_What is asked_: Scan the listing below. Report each line that includes "name".

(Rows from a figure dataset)
────────────────────

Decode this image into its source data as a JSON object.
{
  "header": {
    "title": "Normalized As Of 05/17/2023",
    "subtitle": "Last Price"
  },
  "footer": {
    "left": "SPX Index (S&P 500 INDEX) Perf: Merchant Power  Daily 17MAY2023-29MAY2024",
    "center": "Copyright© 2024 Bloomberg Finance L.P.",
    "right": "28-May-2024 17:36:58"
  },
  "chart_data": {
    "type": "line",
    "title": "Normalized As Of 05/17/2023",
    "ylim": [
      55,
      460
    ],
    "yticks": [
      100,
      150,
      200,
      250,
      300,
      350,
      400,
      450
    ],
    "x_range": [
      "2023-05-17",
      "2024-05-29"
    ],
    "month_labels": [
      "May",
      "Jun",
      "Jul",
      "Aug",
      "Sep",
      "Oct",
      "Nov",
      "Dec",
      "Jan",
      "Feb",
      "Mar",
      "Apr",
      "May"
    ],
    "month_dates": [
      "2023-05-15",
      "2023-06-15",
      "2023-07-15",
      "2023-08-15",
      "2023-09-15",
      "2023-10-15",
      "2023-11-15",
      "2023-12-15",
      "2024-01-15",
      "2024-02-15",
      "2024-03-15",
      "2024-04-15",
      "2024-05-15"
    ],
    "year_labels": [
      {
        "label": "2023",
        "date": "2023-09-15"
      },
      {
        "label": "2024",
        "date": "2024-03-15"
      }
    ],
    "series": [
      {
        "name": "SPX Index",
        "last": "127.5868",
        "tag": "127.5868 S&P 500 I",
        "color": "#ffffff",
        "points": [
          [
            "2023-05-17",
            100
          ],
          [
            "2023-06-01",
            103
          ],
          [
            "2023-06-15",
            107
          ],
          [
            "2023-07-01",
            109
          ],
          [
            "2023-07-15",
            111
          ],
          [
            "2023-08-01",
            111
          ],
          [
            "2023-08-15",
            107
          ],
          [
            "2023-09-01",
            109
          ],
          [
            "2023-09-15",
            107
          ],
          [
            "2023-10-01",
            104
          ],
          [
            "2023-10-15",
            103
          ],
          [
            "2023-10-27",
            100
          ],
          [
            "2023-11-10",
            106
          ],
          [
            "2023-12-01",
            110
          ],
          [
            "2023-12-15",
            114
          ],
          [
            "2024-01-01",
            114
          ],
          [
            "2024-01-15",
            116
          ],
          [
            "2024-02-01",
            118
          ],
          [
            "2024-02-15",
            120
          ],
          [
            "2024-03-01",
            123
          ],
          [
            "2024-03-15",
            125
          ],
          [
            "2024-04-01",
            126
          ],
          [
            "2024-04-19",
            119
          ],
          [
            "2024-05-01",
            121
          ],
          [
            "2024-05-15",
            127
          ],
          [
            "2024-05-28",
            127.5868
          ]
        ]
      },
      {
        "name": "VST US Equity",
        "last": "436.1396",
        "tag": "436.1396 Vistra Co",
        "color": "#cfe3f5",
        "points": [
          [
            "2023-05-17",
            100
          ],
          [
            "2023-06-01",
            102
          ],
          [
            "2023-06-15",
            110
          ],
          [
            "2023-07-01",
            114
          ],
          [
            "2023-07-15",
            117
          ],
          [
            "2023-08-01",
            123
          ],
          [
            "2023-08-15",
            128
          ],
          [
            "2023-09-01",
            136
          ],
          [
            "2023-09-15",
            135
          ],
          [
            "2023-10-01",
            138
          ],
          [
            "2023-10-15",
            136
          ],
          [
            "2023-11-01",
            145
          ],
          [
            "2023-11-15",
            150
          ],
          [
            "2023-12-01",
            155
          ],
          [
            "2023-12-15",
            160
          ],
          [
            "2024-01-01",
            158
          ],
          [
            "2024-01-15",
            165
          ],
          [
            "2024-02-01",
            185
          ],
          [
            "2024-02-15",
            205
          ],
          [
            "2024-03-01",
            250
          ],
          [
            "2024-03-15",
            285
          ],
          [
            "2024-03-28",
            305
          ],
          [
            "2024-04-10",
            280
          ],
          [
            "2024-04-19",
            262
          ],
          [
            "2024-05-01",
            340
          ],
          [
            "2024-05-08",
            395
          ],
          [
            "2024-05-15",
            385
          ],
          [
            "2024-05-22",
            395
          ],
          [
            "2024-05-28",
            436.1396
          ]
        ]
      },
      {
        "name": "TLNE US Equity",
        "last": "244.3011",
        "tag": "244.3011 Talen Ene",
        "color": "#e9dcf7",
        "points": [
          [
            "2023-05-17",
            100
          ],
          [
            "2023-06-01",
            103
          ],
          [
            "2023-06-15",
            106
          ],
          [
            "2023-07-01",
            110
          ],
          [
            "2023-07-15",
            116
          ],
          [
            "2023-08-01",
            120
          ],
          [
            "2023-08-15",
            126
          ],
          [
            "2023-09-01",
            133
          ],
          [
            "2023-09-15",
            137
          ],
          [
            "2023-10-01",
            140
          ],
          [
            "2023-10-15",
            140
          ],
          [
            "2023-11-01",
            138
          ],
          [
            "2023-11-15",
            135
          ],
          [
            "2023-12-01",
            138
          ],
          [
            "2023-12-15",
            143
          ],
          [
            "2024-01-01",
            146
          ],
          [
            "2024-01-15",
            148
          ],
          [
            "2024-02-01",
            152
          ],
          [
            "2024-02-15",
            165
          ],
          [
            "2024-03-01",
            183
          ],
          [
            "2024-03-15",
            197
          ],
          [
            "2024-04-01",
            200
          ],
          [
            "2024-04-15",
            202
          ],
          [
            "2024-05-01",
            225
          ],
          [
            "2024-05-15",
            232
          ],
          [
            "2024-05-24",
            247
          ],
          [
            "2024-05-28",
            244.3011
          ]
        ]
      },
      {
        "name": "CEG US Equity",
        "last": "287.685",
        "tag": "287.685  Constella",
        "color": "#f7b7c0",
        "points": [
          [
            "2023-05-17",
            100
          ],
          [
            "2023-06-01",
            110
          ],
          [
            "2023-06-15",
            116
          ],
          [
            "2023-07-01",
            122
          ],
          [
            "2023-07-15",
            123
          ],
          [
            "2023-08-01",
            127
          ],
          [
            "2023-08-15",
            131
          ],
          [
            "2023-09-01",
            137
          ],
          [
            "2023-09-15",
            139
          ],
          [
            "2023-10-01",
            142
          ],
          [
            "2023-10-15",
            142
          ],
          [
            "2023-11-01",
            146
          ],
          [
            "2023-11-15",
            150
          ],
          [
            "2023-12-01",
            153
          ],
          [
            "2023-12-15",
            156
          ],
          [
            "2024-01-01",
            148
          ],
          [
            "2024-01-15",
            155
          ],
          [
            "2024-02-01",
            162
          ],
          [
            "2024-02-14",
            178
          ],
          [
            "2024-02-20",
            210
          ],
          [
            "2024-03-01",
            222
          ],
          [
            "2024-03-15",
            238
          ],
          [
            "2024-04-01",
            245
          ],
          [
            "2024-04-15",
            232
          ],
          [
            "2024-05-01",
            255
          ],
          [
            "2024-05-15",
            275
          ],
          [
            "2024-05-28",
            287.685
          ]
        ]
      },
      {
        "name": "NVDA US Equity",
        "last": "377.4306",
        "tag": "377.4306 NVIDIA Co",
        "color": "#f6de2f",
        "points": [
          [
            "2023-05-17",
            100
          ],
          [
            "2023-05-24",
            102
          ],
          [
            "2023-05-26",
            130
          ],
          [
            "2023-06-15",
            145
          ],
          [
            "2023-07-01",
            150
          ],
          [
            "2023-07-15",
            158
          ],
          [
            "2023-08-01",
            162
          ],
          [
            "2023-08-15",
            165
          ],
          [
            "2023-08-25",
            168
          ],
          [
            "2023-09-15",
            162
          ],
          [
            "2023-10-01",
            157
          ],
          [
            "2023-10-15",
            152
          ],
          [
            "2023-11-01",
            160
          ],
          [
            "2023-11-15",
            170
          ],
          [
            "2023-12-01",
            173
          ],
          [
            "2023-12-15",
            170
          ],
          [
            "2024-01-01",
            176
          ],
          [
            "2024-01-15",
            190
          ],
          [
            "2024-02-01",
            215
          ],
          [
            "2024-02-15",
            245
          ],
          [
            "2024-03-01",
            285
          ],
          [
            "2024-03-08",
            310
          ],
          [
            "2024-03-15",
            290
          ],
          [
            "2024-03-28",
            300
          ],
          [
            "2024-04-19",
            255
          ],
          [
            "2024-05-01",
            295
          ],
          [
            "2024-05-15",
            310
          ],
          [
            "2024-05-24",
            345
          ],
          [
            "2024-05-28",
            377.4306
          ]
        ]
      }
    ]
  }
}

────────────────────

_The reply_:
        "name": "SPX Index",
        "name": "VST US Equity",
        "name": "TLNE US Equity",
        "name": "CEG US Equity",
        "name": "NVDA US Equity",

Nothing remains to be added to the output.